**Work to be completed:** Only a number is wanted: how many lines in the listing contain the word "name"?

**Records provided:**

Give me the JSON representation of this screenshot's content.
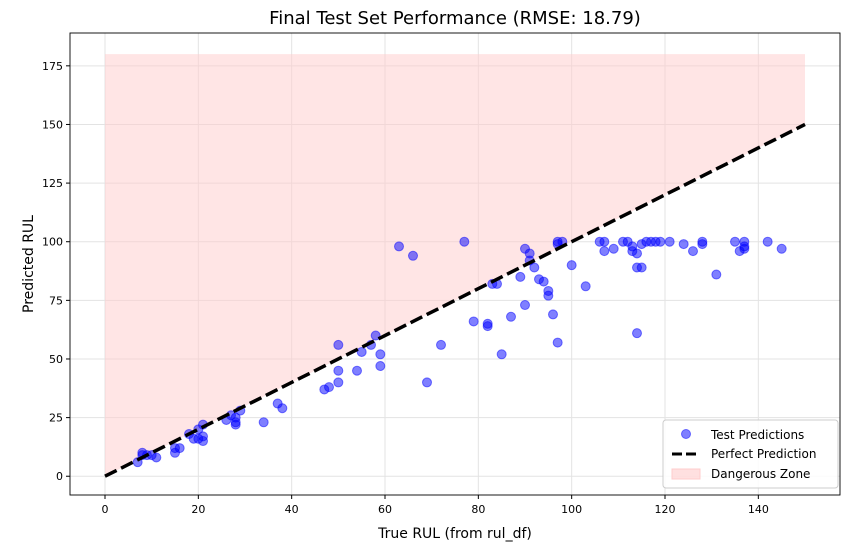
{
  "chart_data": {
    "type": "scatter",
    "title": "Final Test Set Performance (RMSE: 18.79)",
    "xlabel": "True RUL (from rul_df)",
    "ylabel": "Predicted RUL",
    "xlim": [
      -7.5,
      157.5
    ],
    "ylim": [
      -8,
      189
    ],
    "xticks": [
      0,
      20,
      40,
      60,
      80,
      100,
      120,
      140
    ],
    "yticks": [
      0,
      25,
      50,
      75,
      100,
      125,
      150,
      175
    ],
    "grid": true,
    "legend_position": "lower-right",
    "series": [
      {
        "name": "Test Predictions",
        "kind": "scatter",
        "color": "#0000ff",
        "points": [
          [
            7,
            6
          ],
          [
            8,
            9
          ],
          [
            8,
            10
          ],
          [
            9,
            9
          ],
          [
            10,
            9
          ],
          [
            11,
            8
          ],
          [
            15,
            10
          ],
          [
            15,
            12
          ],
          [
            16,
            12
          ],
          [
            18,
            18
          ],
          [
            19,
            16
          ],
          [
            20,
            16
          ],
          [
            20,
            20
          ],
          [
            21,
            17
          ],
          [
            21,
            15
          ],
          [
            21,
            22
          ],
          [
            26,
            24
          ],
          [
            27,
            26
          ],
          [
            28,
            22
          ],
          [
            28,
            23
          ],
          [
            28,
            25
          ],
          [
            29,
            28
          ],
          [
            34,
            23
          ],
          [
            37,
            31
          ],
          [
            38,
            29
          ],
          [
            47,
            37
          ],
          [
            48,
            38
          ],
          [
            50,
            40
          ],
          [
            50,
            45
          ],
          [
            50,
            56
          ],
          [
            54,
            45
          ],
          [
            55,
            53
          ],
          [
            57,
            56
          ],
          [
            58,
            60
          ],
          [
            59,
            47
          ],
          [
            59,
            52
          ],
          [
            63,
            98
          ],
          [
            66,
            94
          ],
          [
            69,
            40
          ],
          [
            72,
            56
          ],
          [
            77,
            100
          ],
          [
            79,
            66
          ],
          [
            82,
            64
          ],
          [
            82,
            65
          ],
          [
            83,
            82
          ],
          [
            84,
            82
          ],
          [
            85,
            52
          ],
          [
            87,
            68
          ],
          [
            89,
            85
          ],
          [
            90,
            97
          ],
          [
            90,
            73
          ],
          [
            91,
            95
          ],
          [
            91,
            92
          ],
          [
            92,
            89
          ],
          [
            93,
            84
          ],
          [
            94,
            83
          ],
          [
            95,
            79
          ],
          [
            95,
            77
          ],
          [
            96,
            69
          ],
          [
            97,
            57
          ],
          [
            97,
            100
          ],
          [
            97,
            99
          ],
          [
            98,
            100
          ],
          [
            100,
            90
          ],
          [
            103,
            81
          ],
          [
            106,
            100
          ],
          [
            107,
            100
          ],
          [
            107,
            96
          ],
          [
            109,
            97
          ],
          [
            111,
            100
          ],
          [
            112,
            100
          ],
          [
            113,
            98
          ],
          [
            113,
            96
          ],
          [
            114,
            95
          ],
          [
            114,
            89
          ],
          [
            114,
            61
          ],
          [
            115,
            89
          ],
          [
            115,
            99
          ],
          [
            116,
            100
          ],
          [
            117,
            100
          ],
          [
            118,
            100
          ],
          [
            119,
            100
          ],
          [
            121,
            100
          ],
          [
            124,
            99
          ],
          [
            126,
            96
          ],
          [
            128,
            99
          ],
          [
            128,
            100
          ],
          [
            131,
            86
          ],
          [
            135,
            100
          ],
          [
            136,
            96
          ],
          [
            137,
            97
          ],
          [
            137,
            100
          ],
          [
            137,
            98
          ],
          [
            142,
            100
          ],
          [
            145,
            97
          ]
        ]
      },
      {
        "name": "Perfect Prediction",
        "kind": "line",
        "color": "#000000",
        "points": [
          [
            0,
            0
          ],
          [
            150,
            150
          ]
        ]
      },
      {
        "name": "Dangerous Zone",
        "kind": "area",
        "color": "#ffcccc",
        "x": [
          0,
          150
        ],
        "lower": [
          0,
          150
        ],
        "upper": [
          180,
          180
        ]
      }
    ]
  }
}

**Exercise solution:** 3